====== Extracted entries ======

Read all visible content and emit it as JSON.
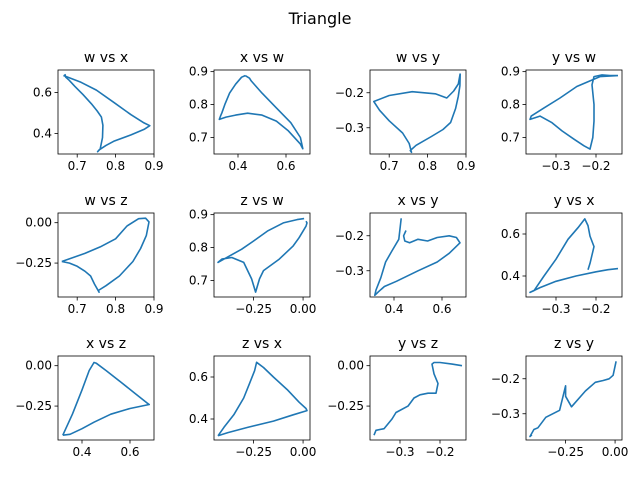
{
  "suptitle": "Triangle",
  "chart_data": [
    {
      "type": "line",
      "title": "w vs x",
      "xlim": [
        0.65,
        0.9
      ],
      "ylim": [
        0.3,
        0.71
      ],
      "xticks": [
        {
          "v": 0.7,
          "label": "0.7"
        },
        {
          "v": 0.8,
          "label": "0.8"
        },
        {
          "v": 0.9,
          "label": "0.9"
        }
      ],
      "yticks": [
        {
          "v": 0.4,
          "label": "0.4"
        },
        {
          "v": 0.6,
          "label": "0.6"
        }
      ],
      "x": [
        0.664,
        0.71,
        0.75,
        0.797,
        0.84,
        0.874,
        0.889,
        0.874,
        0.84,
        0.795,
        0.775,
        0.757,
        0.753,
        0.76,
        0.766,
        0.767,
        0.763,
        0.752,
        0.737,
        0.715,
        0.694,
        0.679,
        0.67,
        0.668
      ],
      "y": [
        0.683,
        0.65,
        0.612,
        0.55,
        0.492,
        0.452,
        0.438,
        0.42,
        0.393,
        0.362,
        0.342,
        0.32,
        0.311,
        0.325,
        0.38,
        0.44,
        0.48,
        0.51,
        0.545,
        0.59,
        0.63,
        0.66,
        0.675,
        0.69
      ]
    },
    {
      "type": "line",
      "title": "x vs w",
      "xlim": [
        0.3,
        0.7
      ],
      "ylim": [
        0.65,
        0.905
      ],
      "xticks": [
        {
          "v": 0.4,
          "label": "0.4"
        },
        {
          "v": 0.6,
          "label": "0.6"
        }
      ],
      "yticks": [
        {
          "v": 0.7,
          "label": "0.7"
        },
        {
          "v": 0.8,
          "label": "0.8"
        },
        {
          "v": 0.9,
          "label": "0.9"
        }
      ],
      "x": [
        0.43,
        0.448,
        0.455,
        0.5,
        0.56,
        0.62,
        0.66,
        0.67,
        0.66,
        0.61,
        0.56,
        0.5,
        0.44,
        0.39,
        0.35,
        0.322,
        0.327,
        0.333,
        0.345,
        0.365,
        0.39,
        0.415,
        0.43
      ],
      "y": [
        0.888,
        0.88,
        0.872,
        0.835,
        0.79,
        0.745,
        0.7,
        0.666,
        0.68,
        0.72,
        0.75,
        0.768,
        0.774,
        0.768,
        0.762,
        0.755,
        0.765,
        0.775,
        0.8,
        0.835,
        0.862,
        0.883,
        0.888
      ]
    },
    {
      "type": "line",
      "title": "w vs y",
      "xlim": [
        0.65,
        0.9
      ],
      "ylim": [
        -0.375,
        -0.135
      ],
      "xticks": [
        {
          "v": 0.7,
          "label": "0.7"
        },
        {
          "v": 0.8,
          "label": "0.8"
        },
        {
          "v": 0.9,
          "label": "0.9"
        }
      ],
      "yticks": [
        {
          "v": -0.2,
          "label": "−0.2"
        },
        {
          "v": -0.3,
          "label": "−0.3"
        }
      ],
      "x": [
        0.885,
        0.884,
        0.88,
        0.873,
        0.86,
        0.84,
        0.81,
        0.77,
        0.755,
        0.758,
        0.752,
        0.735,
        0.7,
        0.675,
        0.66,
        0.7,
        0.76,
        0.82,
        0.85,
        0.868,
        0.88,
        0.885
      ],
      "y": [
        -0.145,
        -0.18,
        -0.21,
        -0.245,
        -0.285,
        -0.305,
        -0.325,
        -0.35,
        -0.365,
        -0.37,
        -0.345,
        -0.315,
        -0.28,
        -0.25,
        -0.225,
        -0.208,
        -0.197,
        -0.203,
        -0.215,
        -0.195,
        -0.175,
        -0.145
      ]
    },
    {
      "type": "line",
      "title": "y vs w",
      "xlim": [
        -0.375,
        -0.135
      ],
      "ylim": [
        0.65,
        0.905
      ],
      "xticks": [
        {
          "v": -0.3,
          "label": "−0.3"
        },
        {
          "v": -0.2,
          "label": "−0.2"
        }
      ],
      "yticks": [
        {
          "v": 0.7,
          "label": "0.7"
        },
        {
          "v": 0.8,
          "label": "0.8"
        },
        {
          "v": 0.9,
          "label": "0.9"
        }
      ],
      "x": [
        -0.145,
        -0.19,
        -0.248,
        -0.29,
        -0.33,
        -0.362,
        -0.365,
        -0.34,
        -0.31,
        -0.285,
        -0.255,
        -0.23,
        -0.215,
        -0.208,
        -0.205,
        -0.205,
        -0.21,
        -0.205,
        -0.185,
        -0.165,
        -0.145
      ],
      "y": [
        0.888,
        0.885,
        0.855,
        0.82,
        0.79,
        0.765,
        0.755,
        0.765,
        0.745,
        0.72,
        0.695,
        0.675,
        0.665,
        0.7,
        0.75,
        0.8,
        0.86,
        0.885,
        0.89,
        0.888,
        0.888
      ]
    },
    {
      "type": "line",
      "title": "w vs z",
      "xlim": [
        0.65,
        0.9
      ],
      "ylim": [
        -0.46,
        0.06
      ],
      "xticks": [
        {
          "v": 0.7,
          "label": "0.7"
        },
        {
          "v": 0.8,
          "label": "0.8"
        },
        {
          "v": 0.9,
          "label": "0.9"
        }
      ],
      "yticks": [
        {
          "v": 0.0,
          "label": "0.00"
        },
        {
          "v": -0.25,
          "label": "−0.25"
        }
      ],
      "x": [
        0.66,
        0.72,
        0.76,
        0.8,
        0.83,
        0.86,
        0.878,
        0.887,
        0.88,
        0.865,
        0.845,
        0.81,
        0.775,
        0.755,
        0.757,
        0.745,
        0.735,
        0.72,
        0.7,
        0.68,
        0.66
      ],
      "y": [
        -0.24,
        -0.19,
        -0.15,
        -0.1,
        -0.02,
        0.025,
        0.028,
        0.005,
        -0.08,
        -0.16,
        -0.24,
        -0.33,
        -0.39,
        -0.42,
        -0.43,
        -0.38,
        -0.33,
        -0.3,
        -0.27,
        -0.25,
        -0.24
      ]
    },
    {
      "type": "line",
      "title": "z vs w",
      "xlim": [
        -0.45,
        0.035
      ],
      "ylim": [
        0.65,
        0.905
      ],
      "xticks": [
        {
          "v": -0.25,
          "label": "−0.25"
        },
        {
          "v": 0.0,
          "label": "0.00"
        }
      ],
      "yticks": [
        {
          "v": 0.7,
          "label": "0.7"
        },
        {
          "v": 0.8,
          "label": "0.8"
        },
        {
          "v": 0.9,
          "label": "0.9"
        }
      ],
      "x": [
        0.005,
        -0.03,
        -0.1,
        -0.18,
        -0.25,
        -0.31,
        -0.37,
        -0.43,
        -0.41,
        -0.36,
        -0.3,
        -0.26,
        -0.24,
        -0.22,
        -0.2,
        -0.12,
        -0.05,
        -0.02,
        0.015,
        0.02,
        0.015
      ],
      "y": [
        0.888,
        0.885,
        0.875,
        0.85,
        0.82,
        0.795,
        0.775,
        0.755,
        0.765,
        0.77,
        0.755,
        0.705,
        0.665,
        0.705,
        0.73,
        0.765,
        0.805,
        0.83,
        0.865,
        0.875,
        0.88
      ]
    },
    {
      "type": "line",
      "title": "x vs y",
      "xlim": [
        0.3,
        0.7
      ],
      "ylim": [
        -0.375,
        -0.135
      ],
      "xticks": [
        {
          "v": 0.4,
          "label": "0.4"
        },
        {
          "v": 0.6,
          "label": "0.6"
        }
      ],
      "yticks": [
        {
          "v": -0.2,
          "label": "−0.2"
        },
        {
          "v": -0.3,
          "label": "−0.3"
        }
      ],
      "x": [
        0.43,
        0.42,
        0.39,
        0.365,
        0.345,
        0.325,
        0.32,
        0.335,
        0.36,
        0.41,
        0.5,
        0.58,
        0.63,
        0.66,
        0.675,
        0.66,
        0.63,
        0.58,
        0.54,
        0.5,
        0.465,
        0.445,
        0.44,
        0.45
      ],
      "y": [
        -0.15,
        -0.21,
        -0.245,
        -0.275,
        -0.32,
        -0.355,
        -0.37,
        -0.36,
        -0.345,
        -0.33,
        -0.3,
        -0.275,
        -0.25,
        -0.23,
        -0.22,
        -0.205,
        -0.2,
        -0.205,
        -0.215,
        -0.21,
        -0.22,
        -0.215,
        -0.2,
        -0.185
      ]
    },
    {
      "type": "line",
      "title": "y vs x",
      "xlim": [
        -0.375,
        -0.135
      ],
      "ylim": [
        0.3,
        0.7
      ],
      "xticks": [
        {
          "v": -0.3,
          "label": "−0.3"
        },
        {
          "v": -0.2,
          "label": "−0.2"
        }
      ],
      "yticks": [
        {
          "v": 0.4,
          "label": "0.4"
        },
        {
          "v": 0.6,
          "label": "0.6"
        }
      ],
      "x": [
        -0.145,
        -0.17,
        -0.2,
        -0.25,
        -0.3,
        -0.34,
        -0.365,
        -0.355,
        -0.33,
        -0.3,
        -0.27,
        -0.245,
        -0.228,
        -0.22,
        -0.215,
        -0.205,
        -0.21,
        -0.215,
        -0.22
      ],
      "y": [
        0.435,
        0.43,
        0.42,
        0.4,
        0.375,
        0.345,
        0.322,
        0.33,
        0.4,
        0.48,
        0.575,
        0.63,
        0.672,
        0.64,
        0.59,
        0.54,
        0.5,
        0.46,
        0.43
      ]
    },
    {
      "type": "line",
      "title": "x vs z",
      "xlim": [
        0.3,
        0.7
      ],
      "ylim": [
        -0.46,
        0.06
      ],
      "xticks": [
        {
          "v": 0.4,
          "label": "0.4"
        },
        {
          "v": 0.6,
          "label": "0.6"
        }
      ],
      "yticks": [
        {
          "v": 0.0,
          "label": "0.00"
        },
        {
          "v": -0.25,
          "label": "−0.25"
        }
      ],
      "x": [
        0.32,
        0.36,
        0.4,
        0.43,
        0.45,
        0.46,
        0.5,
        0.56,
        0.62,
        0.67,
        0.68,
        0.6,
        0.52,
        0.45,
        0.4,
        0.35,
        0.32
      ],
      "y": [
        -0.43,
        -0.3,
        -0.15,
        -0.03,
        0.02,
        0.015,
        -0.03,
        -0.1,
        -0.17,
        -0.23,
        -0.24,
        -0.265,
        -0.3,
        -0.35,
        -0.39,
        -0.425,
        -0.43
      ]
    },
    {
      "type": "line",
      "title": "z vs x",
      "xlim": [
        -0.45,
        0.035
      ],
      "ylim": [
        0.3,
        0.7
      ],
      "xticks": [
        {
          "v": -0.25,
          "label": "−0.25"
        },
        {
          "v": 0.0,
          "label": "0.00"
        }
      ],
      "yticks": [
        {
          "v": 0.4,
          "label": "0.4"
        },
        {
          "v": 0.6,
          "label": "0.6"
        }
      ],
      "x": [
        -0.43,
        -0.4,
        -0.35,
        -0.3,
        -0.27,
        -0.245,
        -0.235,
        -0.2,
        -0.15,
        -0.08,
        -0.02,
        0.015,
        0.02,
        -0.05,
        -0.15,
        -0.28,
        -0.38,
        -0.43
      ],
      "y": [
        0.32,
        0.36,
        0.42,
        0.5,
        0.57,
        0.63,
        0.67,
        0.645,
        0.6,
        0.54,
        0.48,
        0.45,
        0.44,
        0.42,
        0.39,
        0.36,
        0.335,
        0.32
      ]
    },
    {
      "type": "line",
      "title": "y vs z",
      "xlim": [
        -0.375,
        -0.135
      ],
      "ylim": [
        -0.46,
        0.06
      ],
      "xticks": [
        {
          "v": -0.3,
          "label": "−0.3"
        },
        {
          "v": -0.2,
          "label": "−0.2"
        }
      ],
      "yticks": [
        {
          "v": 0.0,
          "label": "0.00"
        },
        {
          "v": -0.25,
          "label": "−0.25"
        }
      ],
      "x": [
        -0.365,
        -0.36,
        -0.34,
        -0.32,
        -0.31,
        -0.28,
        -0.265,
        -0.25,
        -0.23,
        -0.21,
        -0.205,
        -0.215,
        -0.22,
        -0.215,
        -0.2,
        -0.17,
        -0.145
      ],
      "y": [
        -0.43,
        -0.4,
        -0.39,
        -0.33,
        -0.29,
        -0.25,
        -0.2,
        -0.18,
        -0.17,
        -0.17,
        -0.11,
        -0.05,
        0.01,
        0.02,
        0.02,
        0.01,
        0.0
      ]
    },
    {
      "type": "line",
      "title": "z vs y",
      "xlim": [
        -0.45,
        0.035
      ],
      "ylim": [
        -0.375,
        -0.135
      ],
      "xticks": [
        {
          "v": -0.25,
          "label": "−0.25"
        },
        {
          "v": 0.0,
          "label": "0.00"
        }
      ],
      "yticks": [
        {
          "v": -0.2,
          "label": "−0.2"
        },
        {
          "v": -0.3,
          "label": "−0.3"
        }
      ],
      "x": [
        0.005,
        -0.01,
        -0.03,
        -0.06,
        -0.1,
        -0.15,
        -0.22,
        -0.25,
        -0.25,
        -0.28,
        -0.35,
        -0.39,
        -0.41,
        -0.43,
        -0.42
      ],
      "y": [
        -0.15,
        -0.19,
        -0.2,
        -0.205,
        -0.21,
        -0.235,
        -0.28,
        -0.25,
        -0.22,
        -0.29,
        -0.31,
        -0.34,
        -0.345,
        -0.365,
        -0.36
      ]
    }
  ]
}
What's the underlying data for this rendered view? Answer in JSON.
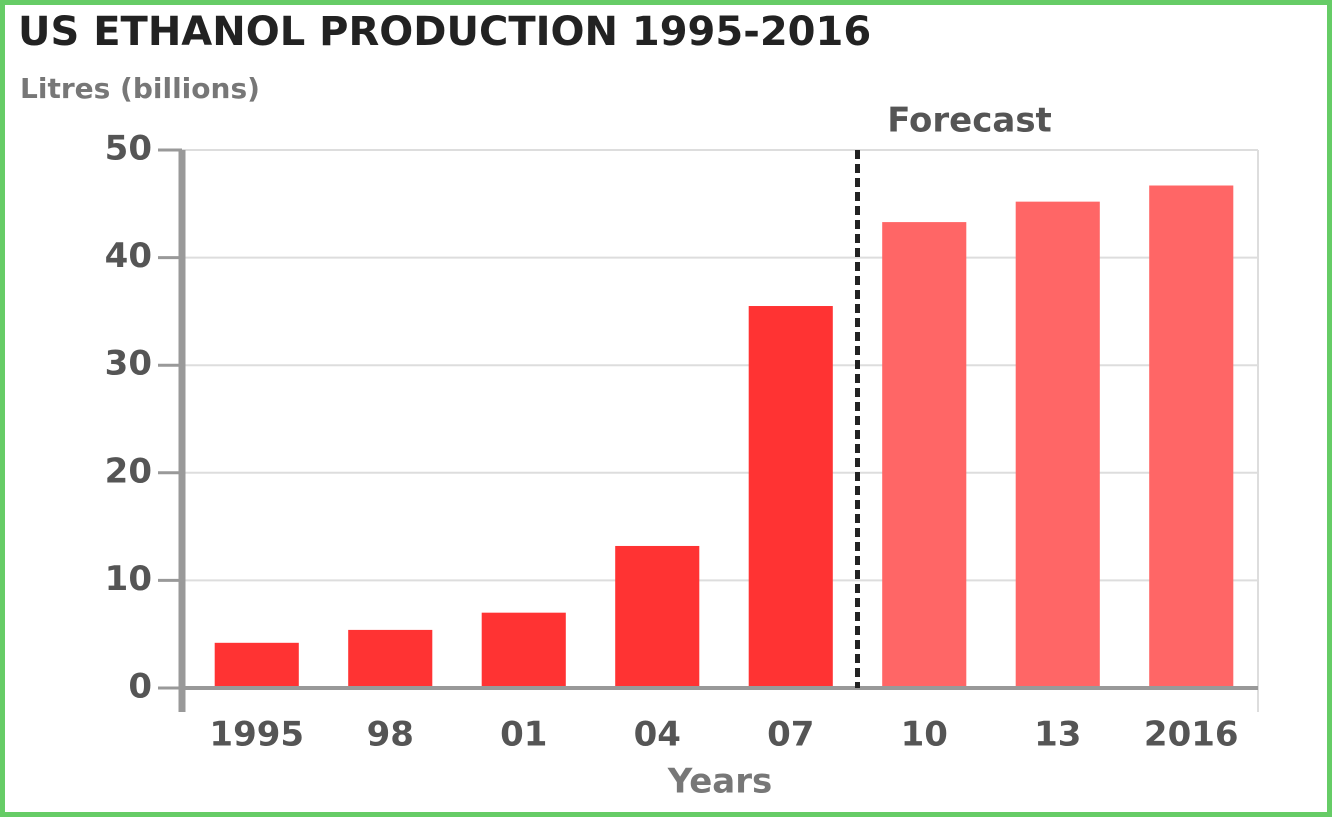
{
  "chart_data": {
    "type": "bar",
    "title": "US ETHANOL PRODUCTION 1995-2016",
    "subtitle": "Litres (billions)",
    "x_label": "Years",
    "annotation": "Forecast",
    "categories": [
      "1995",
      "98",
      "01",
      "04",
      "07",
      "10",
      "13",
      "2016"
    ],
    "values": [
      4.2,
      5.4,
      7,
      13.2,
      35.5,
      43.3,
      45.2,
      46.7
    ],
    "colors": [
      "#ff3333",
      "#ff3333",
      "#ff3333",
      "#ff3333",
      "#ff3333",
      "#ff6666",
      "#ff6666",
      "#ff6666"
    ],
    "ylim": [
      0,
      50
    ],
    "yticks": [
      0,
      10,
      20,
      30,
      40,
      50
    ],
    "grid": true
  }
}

======

* **Task description**
Give only the number of lines in the data that hold the word "JSON".

* **Answer to the problem**
2